(Records from a collection)
————————

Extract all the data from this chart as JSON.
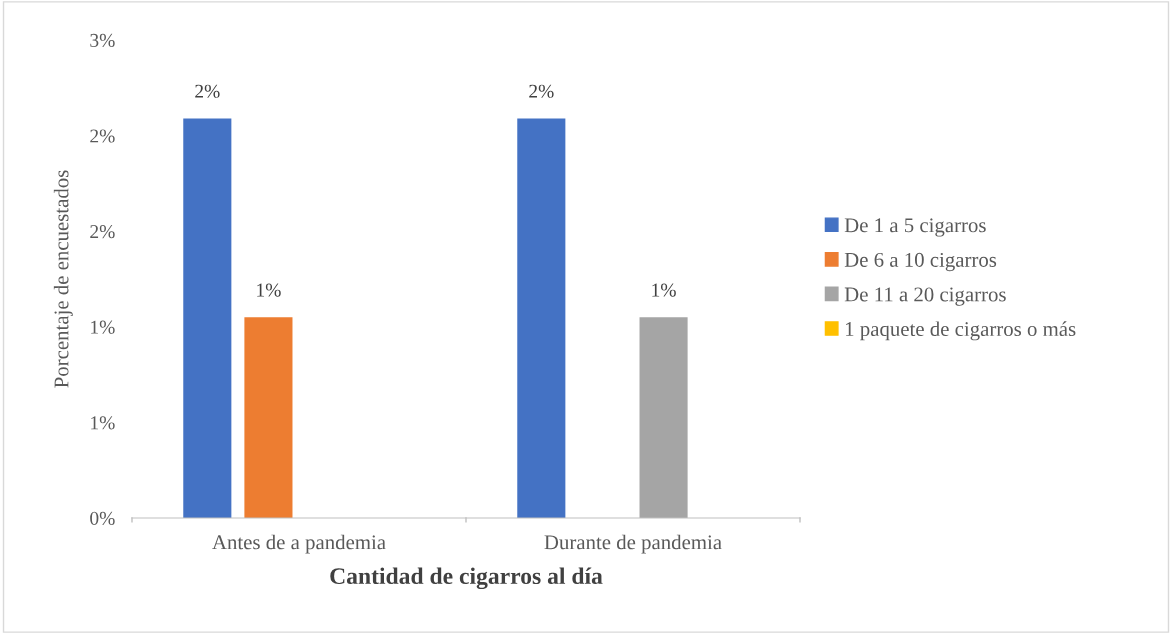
{
  "chart_data": {
    "type": "bar",
    "xlabel": "Cantidad de cigarros al día",
    "ylabel": "Porcentaje de encuestados",
    "categories": [
      "Antes de a pandemia",
      "Durante de pandemia"
    ],
    "series": [
      {
        "name": "De 1 a 5 cigarros",
        "color": "#4472c4",
        "values": [
          2.09,
          2.09
        ],
        "value_labels": [
          "2%",
          "2%"
        ]
      },
      {
        "name": "De 6 a 10 cigarros",
        "color": "#ed7d31",
        "values": [
          1.05,
          0
        ],
        "value_labels": [
          "1%",
          null
        ]
      },
      {
        "name": "De 11 a 20 cigarros",
        "color": "#a5a5a5",
        "values": [
          0,
          1.05
        ],
        "value_labels": [
          null,
          "1%"
        ]
      },
      {
        "name": "1 paquete de cigarros o más",
        "color": "#ffc000",
        "values": [
          0,
          0
        ],
        "value_labels": [
          null,
          null
        ]
      }
    ],
    "ylim": [
      0,
      2.5
    ],
    "yticks": [
      {
        "value": 0,
        "label": "0%"
      },
      {
        "value": 0.5,
        "label": "1%"
      },
      {
        "value": 1,
        "label": "1%"
      },
      {
        "value": 1.5,
        "label": "2%"
      },
      {
        "value": 2,
        "label": "2%"
      },
      {
        "value": 2.5,
        "label": "3%"
      }
    ],
    "grid": false,
    "legend": "right"
  }
}
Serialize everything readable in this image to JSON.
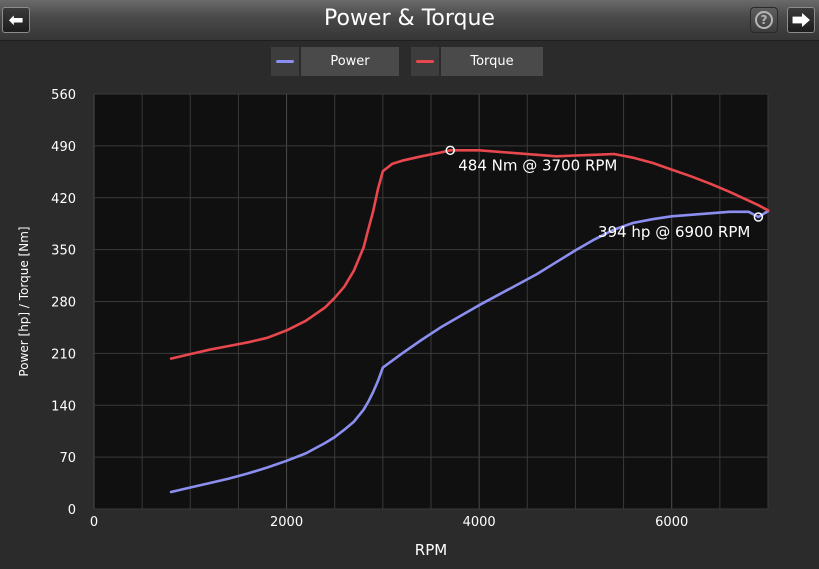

————————

:: Stated exercise ::
Show all lines from the listing above in which "JSON" appears.

:: The solution ::
Extract all the data from this chart as JSON.
Serialize everything readable in this image to JSON.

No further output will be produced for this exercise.